> [EXERCISE REQUIREMENTS]:
Your task is to copy the listing exactly, with the pictures left out.
─── MATERIALS PROVIDED
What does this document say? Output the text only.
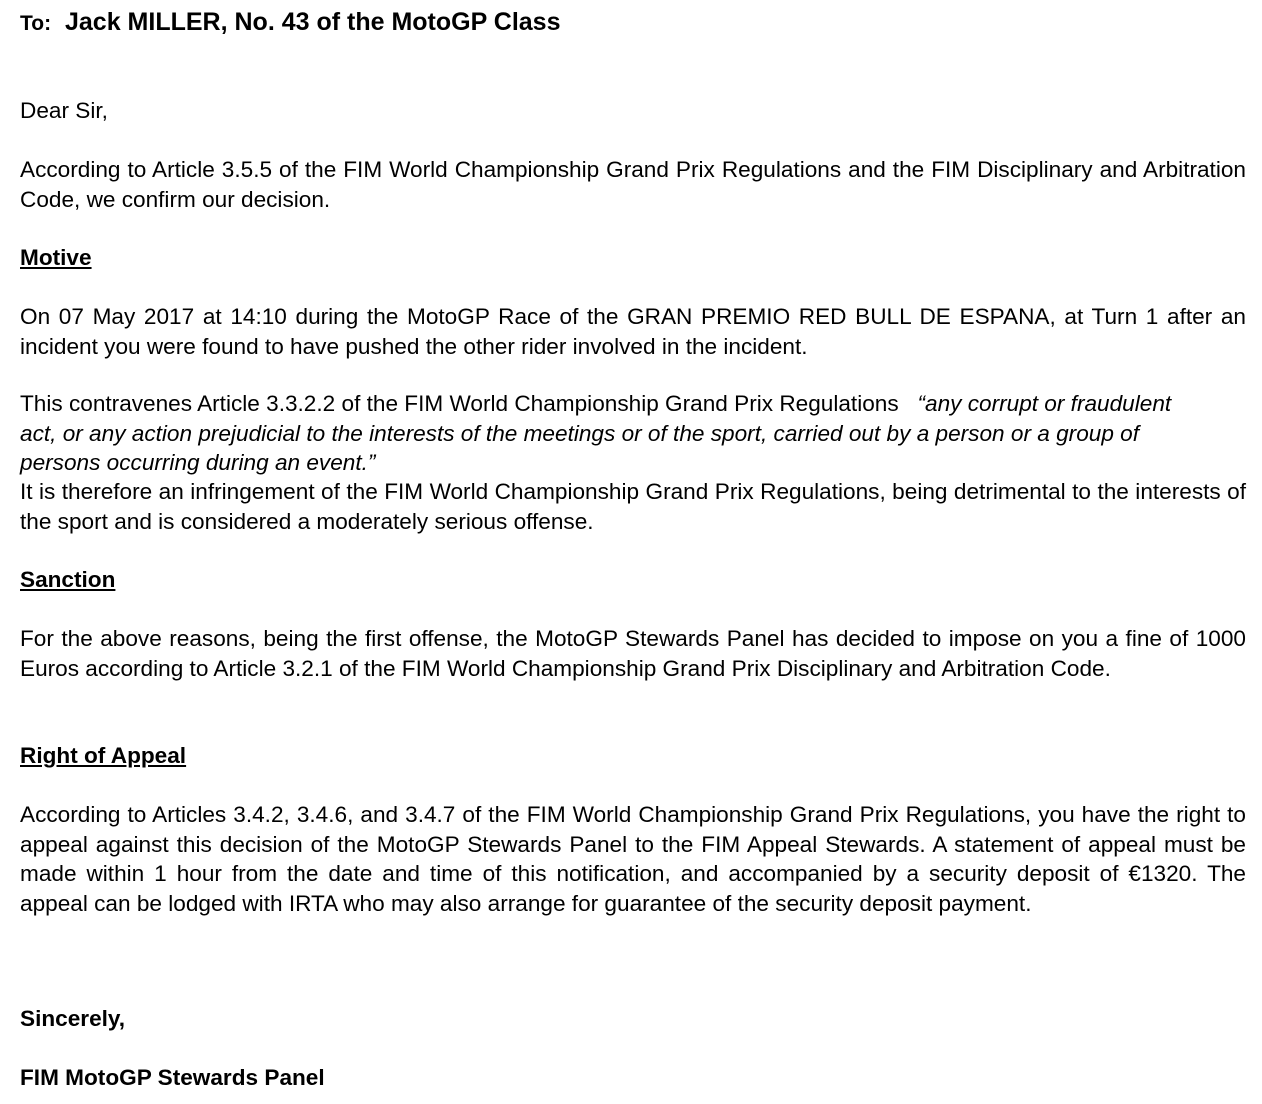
To: Jack MILLER, No. 43 of the MotoGP Class
Dear Sir,
According to Article 3.5.5 of the FIM World Championship Grand Prix Regulations and the FIM Disciplinary and Arbitration Code, we confirm our decision.
Motive
On 07 May 2017 at 14:10 during the MotoGP Race of the GRAN PREMIO RED BULL DE ESPANA, at Turn 1 after an incident you were found to have pushed the other rider involved in the incident.
This contravenes Article 3.3.2.2 of the FIM World Championship Grand Prix Regulations “any corrupt or fraudulent act, or any action prejudicial to the interests of the meetings or of the sport, carried out by a person or a group of persons occurring during an event.”
It is therefore an infringement of the FIM World Championship Grand Prix Regulations, being detrimental to the interests of the sport and is considered a moderately serious offense.
Sanction
For the above reasons, being the first offense, the MotoGP Stewards Panel has decided to impose on you a fine of 1000 Euros according to Article 3.2.1 of the FIM World Championship Grand Prix Disciplinary and Arbitration Code.
Right of Appeal
According to Articles 3.4.2, 3.4.6, and 3.4.7 of the FIM World Championship Grand Prix Regulations, you have the right to appeal against this decision of the MotoGP Stewards Panel to the FIM Appeal Stewards. A statement of appeal must be made within 1 hour from the date and time of this notification, and accompanied by a security deposit of €1320. The appeal can be lodged with IRTA who may also arrange for guarantee of the security deposit payment.
Sincerely,
FIM MotoGP Stewards Panel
──────
> [CORRECT RESULT]:
What does this document say? Output the text only.
To: Jack MILLER, No. 43 of the MotoGP Class
Dear Sir,
According to Article 3.5.5 of the FIM World Championship Grand Prix Regulations and the FIM Disciplinary and Arbitration Code, we confirm our decision.
Motive
On 07 May 2017 at 14:10 during the MotoGP Race of the GRAN PREMIO RED BULL DE ESPANA, at Turn 1 after an incident you were found to have pushed the other rider involved in the incident.
This contravenes Article 3.3.2.2 of the FIM World Championship Grand Prix Regulations “any corrupt or fraudulent act, or any action prejudicial to the interests of the meetings or of the sport, carried out by a person or a group of persons occurring during an event.”
It is therefore an infringement of the FIM World Championship Grand Prix Regulations, being detrimental to the interests of the sport and is considered a moderately serious offense.
Sanction
For the above reasons, being the first offense, the MotoGP Stewards Panel has decided to impose on you a fine of 1000 Euros according to Article 3.2.1 of the FIM World Championship Grand Prix Disciplinary and Arbitration Code.
Right of Appeal
According to Articles 3.4.2, 3.4.6, and 3.4.7 of the FIM World Championship Grand Prix Regulations, you have the right to appeal against this decision of the MotoGP Stewards Panel to the FIM Appeal Stewards. A statement of appeal must be made within 1 hour from the date and time of this notification, and accompanied by a security deposit of €1320. The appeal can be lodged with IRTA who may also arrange for guarantee of the security deposit payment.
Sincerely,
FIM MotoGP Stewards Panel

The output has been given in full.